Data provided:
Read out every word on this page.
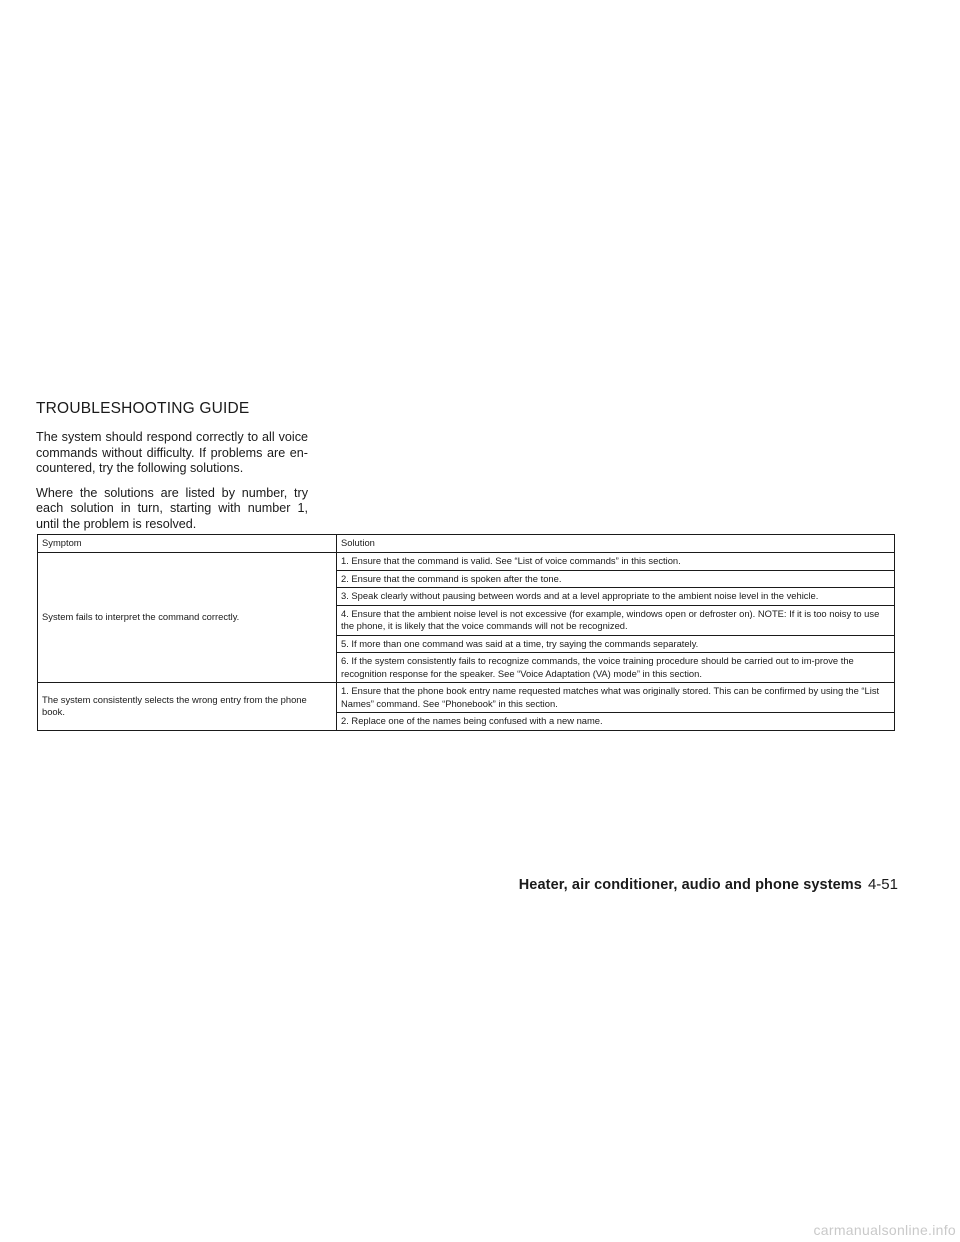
TROUBLESHOOTING GUIDE

The system should respond correctly to all voice commands without difficulty. If problems are en-countered, try the following solutions.

Where the solutions are listed by number, try each solution in turn, starting with number 1, until the problem is resolved.

Symptom	Solution
System fails to interpret the command correctly.	1. Ensure that the command is valid. See “List of voice commands” in this section.
	2. Ensure that the command is spoken after the tone.
	3. Speak clearly without pausing between words and at a level appropriate to the ambient noise level in the vehicle.
	4. Ensure that the ambient noise level is not excessive (for example, windows open or defroster on). NOTE: If it is too noisy to use the phone, it is likely that the voice commands will not be recognized.
	5. If more than one command was said at a time, try saying the commands separately.
	6. If the system consistently fails to recognize commands, the voice training procedure should be carried out to im-prove the recognition response for the speaker. See “Voice Adaptation (VA) mode” in this section.
The system consistently selects the wrong entry from the phone book.	1. Ensure that the phone book entry name requested matches what was originally stored. This can be confirmed by using the “List Names” command. See “Phonebook” in this section.
	2. Replace one of the names being confused with a new name.
Heater, air conditioner, audio and phone systems 4-51
carmanualsonline.info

Task brief: Look through the data above. Find each line with the string "correctly" and copy it.

Output below:
The system should respond correctly to all voice commands without difficulty. If problems are en-countered, try the following solutions.
System fails to interpret the command correctly.	1. Ensure that the command is valid. See “List of voice commands” in this section.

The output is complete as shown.